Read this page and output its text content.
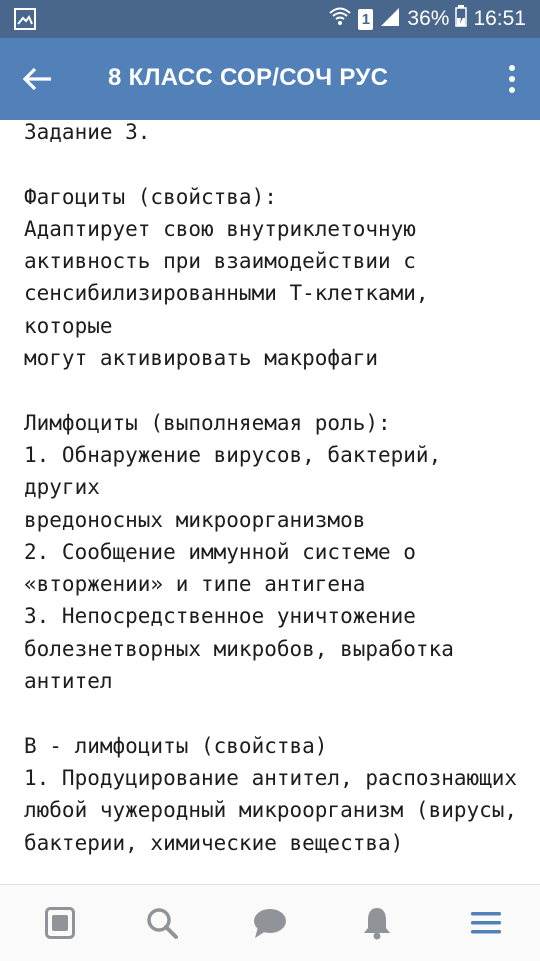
1 36% 16:51
8 КЛАСС СОР/СОЧ РУС
Задание 3.

Фагоциты (свойства):
Адаптирует свою внутриклеточную
активность при взаимодействии с
сенсибилизированными Т-клетками, которые
могут активировать макрофаги

Лимфоциты (выполняемая роль):
1. Обнаружение вирусов, бактерий, других
вредоносных микроорганизмов
2. Сообщение иммунной системе о
«вторжении» и типе антигена
3. Непосредственное уничтожение
болезнетворных микробов, выработка
антител

В - лимфоциты (свойства)
1. Продуцирование антител, распознающих
любой чужеродный микроорганизм (вирусы,
бактерии, химические вещества)
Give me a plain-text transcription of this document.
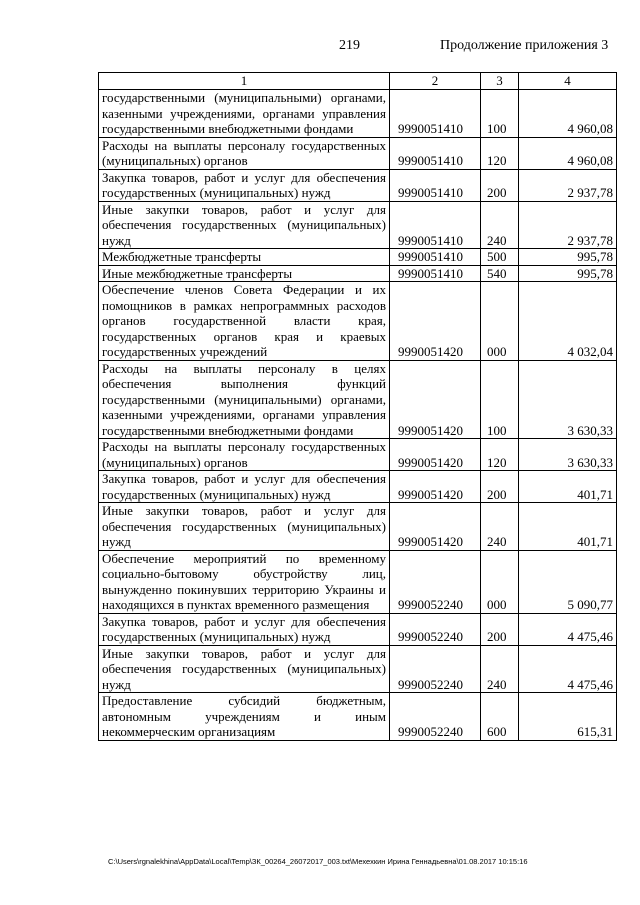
219	Продолжение приложения 3
1	2	3	4
государственными (муниципальными) органами, казенными учреждениями, органами управления государственными внебюджетными фондами	9990051410	100	4 960,08
Расходы на выплаты персоналу государственных (муниципальных) органов	9990051410	120	4 960,08
Закупка товаров, работ и услуг для обеспечения государственных (муниципальных) нужд	9990051410	200	2 937,78
Иные закупки товаров, работ и услуг для обеспечения государственных (муниципальных) нужд	9990051410	240	2 937,78
Межбюджетные трансферты	9990051410	500	995,78
Иные межбюджетные трансферты	9990051410	540	995,78
Обеспечение членов Совета Федерации и их помощников в рамках непрограммных расходов органов государственной власти края, государственных органов края и краевых государственных учреждений	9990051420	000	4 032,04
Расходы на выплаты персоналу в целях обеспечения выполнения функций государственными (муниципальными) органами, казенными учреждениями, органами управления государственными внебюджетными фондами	9990051420	100	3 630,33
Расходы на выплаты персоналу государственных (муниципальных) органов	9990051420	120	3 630,33
Закупка товаров, работ и услуг для обеспечения государственных (муниципальных) нужд	9990051420	200	401,71
Иные закупки товаров, работ и услуг для обеспечения государственных (муниципальных) нужд	9990051420	240	401,71
Обеспечение мероприятий по временному социально-бытовому обустройству лиц, вынужденно покинувших территорию Украины и находящихся в пунктах временного размещения	9990052240	000	5 090,77
Закупка товаров, работ и услуг для обеспечения государственных (муниципальных) нужд	9990052240	200	4 475,46
Иные закупки товаров, работ и услуг для обеспечения государственных (муниципальных) нужд	9990052240	240	4 475,46
Предоставление субсидий бюджетным, автономным учреждениям и иным некоммерческим организациям	9990052240	600	615,31
C:\Users\rgnalekhina\AppData\Local\Temp\ЗК_00264_26072017_003.txt\Мехехкин Ирина Геннадьевна\01.08.2017 10:15:16
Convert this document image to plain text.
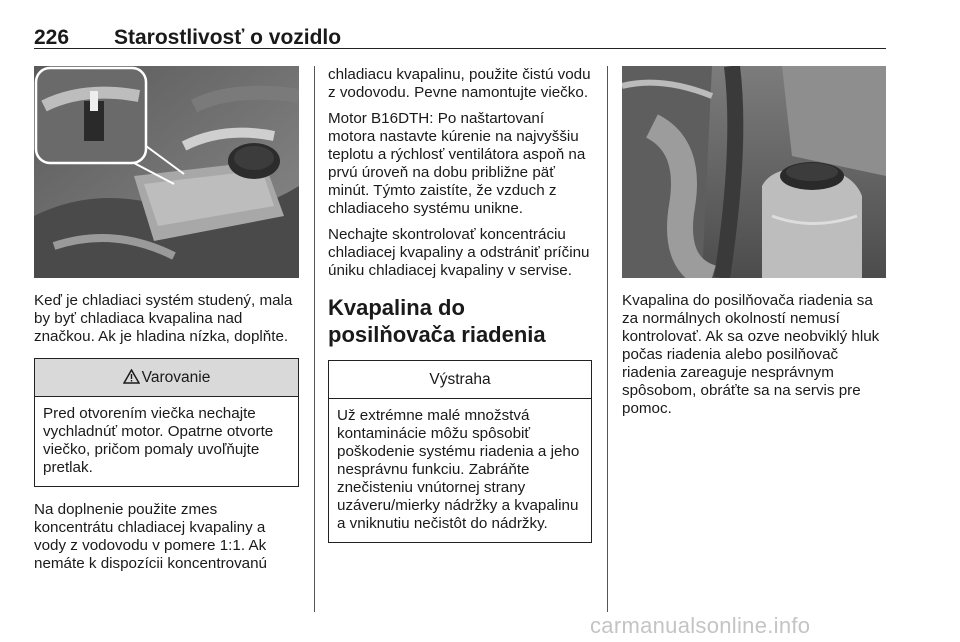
226 Starostlivosť o vozidlo

Keď je chladiaci systém studený, mala by byť chladiaca kvapalina nad značkou. Ak je hladina nízka, doplňte.

Varovanie

Pred otvorením viečka nechajte vychladnúť motor. Opatrne otvorte viečko, pričom pomaly uvoľňujte pretlak.

Na doplnenie použite zmes koncentrátu chladiacej kvapaliny a vody z vodovodu v pomere 1:1. Ak nemáte k dispozícii koncentrovanú

chladiacu kvapalinu, použite čistú vodu z vodovodu. Pevne namontujte viečko.

Motor B16DTH: Po naštartovaní motora nastavte kúrenie na najvyššiu teplotu a rýchlosť ventilátora aspoň na prvú úroveň na dobu približne päť minút. Týmto zaistíte, že vzduch z chladiaceho systému unikne.

Nechajte skontrolovať koncentráciu chladiacej kvapaliny a odstrániť príčinu úniku chladiacej kvapaliny v servise.

Kvapalina do posilňovača riadenia
Výstraha

Už extrémne malé množstvá kontaminácie môžu spôsobiť poškodenie systému riadenia a jeho nesprávnu funkciu. Zabráňte znečisteniu vnútornej strany uzáveru/mierky nádržky a kvapalinu a vniknutiu nečistôt do nádržky.

Kvapalina do posilňovača riadenia sa za normálnych okolností nemusí kontrolovať. Ak sa ozve neobviklý hluk počas riadenia alebo posilňovač riadenia zareaguje nesprávnym spôsobom, obráťte sa na servis pre pomoc.

carmanualsonline.info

-------

WHAT TO PRODUCE: Transcribe the records above exactly, leaving out every picture.

THE OUTPUT:
Read this page and output its text content.
1 36% 16:51
8 КЛАСС СОР/СОЧ РУС
Задание 3.

Фагоциты (свойства):
Адаптирует свою внутриклеточную
активность при взаимодействии с
сенсибилизированными Т-клетками, которые
могут активировать макрофаги

Лимфоциты (выполняемая роль):
1. Обнаружение вирусов, бактерий, других
вредоносных микроорганизмов
2. Сообщение иммунной системе о
«вторжении» и типе антигена
3. Непосредственное уничтожение
болезнетворных микробов, выработка
антител

В - лимфоциты (свойства)
1. Продуцирование антител, распознающих
любой чужеродный микроорганизм (вирусы,
бактерии, химические вещества)
Give me a plain-text transcription of this document.
219	Продолжение приложения 3
1	2	3	4
государственными (муниципальными) органами, казенными учреждениями, органами управления государственными внебюджетными фондами	9990051410	100	4 960,08
Расходы на выплаты персоналу государственных (муниципальных) органов	9990051410	120	4 960,08
Закупка товаров, работ и услуг для обеспечения государственных (муниципальных) нужд	9990051410	200	2 937,78
Иные закупки товаров, работ и услуг для обеспечения государственных (муниципальных) нужд	9990051410	240	2 937,78
Межбюджетные трансферты	9990051410	500	995,78
Иные межбюджетные трансферты	9990051410	540	995,78
Обеспечение членов Совета Федерации и их помощников в рамках непрограммных расходов органов государственной власти края, государственных органов края и краевых государственных учреждений	9990051420	000	4 032,04
Расходы на выплаты персоналу в целях обеспечения выполнения функций государственными (муниципальными) органами, казенными учреждениями, органами управления государственными внебюджетными фондами	9990051420	100	3 630,33
Расходы на выплаты персоналу государственных (муниципальных) органов	9990051420	120	3 630,33
Закупка товаров, работ и услуг для обеспечения государственных (муниципальных) нужд	9990051420	200	401,71
Иные закупки товаров, работ и услуг для обеспечения государственных (муниципальных) нужд	9990051420	240	401,71
Обеспечение мероприятий по временному социально-бытовому обустройству лиц, вынужденно покинувших территорию Украины и находящихся в пунктах временного размещения	9990052240	000	5 090,77
Закупка товаров, работ и услуг для обеспечения государственных (муниципальных) нужд	9990052240	200	4 475,46
Иные закупки товаров, работ и услуг для обеспечения государственных (муниципальных) нужд	9990052240	240	4 475,46
Предоставление субсидий бюджетным, автономным учреждениям и иным некоммерческим организациям	9990052240	600	615,31
C:\Users\rgnalekhina\AppData\Local\Temp\ЗК_00264_26072017_003.txt\Мехехкин Ирина Геннадьевна\01.08.2017 10:15:16
Convert this document image to plain text.
226 Starostlivosť o vozidlo

Keď je chladiaci systém studený, mala by byť chladiaca kvapalina nad značkou. Ak je hladina nízka, doplňte.

Varovanie

Pred otvorením viečka nechajte vychladnúť motor. Opatrne otvorte viečko, pričom pomaly uvoľňujte pretlak.

Na doplnenie použite zmes koncentrátu chladiacej kvapaliny a vody z vodovodu v pomere 1:1. Ak nemáte k dispozícii koncentrovanú

chladiacu kvapalinu, použite čistú vodu z vodovodu. Pevne namontujte viečko.

Motor B16DTH: Po naštartovaní motora nastavte kúrenie na najvyššiu teplotu a rýchlosť ventilátora aspoň na prvú úroveň na dobu približne päť minút. Týmto zaistíte, že vzduch z chladiaceho systému unikne.

Nechajte skontrolovať koncentráciu chladiacej kvapaliny a odstrániť príčinu úniku chladiacej kvapaliny v servise.

Kvapalina do posilňovača riadenia
Výstraha

Už extrémne malé množstvá kontaminácie môžu spôsobiť poškodenie systému riadenia a jeho nesprávnu funkciu. Zabráňte znečisteniu vnútornej strany uzáveru/mierky nádržky a kvapalinu a vniknutiu nečistôt do nádržky.

Kvapalina do posilňovača riadenia sa za normálnych okolností nemusí kontrolovať. Ak sa ozve neobviklý hluk počas riadenia alebo posilňovač riadenia zareaguje nesprávnym spôsobom, obráťte sa na servis pre pomoc.

carmanualsonline.info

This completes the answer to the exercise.